▸ **To be done**
Report, word for word, every line of the material that contains "ylabel".

▸ **Records provided**
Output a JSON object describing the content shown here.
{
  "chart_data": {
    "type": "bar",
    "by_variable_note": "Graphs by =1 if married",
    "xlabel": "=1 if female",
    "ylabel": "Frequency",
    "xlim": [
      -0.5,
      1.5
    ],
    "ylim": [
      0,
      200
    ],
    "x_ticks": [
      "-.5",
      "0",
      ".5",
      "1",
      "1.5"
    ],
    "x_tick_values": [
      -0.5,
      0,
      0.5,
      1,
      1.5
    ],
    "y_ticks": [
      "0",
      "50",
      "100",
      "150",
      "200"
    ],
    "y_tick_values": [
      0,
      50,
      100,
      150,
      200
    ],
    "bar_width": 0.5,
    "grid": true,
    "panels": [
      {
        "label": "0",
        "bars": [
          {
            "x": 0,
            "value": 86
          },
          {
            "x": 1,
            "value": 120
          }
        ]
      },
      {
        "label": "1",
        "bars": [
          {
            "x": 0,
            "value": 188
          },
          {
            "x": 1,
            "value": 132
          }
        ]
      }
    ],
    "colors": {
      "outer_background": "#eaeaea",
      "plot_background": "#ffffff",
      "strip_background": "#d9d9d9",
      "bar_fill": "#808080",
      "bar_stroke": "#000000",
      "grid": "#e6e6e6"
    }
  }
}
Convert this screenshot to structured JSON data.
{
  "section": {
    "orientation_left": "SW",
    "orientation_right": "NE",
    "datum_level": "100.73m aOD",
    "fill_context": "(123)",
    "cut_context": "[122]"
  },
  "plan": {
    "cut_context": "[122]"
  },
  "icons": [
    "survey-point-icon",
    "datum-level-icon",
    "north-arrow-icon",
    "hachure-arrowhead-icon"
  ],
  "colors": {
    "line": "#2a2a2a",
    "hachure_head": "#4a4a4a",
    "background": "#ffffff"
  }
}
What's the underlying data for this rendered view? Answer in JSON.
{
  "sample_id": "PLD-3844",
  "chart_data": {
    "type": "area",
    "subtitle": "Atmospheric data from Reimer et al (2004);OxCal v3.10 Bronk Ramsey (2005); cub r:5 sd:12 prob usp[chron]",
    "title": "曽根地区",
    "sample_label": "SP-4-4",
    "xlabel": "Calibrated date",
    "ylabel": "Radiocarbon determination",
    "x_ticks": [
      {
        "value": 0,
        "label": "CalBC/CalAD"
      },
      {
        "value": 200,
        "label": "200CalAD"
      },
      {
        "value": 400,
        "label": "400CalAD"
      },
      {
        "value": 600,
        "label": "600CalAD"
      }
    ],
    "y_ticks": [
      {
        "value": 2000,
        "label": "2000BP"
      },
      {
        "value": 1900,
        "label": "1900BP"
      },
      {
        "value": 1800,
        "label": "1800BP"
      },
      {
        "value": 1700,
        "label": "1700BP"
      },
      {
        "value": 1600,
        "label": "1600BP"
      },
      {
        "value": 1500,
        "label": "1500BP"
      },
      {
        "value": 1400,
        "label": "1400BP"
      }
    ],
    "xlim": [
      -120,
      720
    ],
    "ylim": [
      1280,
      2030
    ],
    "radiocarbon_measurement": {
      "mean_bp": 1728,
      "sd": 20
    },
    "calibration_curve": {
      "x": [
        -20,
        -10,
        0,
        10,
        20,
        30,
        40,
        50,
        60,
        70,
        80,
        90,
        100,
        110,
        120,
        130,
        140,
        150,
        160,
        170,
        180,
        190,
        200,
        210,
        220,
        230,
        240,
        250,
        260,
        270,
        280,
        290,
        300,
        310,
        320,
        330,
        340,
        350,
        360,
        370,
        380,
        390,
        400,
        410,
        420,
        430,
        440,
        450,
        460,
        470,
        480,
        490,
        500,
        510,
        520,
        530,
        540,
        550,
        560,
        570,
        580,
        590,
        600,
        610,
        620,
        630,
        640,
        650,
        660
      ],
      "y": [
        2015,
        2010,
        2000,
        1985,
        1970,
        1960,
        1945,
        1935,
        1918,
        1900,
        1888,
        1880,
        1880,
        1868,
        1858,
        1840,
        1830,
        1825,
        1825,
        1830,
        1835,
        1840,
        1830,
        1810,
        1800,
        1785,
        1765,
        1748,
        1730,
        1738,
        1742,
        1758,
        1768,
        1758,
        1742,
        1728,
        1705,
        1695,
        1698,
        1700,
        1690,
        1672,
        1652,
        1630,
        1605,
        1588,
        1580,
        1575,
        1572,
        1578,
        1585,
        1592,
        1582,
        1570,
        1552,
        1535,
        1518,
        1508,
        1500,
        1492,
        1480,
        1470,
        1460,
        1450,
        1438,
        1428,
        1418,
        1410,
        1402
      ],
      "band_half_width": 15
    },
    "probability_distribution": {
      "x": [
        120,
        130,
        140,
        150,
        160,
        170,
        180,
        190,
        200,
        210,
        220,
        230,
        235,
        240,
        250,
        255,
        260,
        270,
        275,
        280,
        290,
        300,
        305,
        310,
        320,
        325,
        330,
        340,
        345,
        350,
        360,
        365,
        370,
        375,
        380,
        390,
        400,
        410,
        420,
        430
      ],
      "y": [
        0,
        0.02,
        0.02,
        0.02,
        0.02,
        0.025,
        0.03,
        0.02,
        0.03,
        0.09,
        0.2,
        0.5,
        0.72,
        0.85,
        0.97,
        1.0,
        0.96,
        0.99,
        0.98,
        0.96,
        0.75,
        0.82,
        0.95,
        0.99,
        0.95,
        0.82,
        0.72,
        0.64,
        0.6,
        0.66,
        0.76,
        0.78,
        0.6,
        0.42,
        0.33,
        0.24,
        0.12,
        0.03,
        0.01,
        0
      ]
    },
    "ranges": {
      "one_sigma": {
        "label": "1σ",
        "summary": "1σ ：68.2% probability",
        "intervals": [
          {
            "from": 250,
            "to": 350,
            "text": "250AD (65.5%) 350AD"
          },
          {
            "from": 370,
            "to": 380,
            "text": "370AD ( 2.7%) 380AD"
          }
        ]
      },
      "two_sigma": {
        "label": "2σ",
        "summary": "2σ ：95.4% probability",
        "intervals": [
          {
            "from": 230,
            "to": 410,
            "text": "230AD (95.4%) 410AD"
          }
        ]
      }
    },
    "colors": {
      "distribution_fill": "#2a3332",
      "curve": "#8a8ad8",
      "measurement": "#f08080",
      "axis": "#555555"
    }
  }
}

▸ **Solution for this exercise**
    "ylabel": "Frequency",
    "ylabel": "Radiocarbon determination",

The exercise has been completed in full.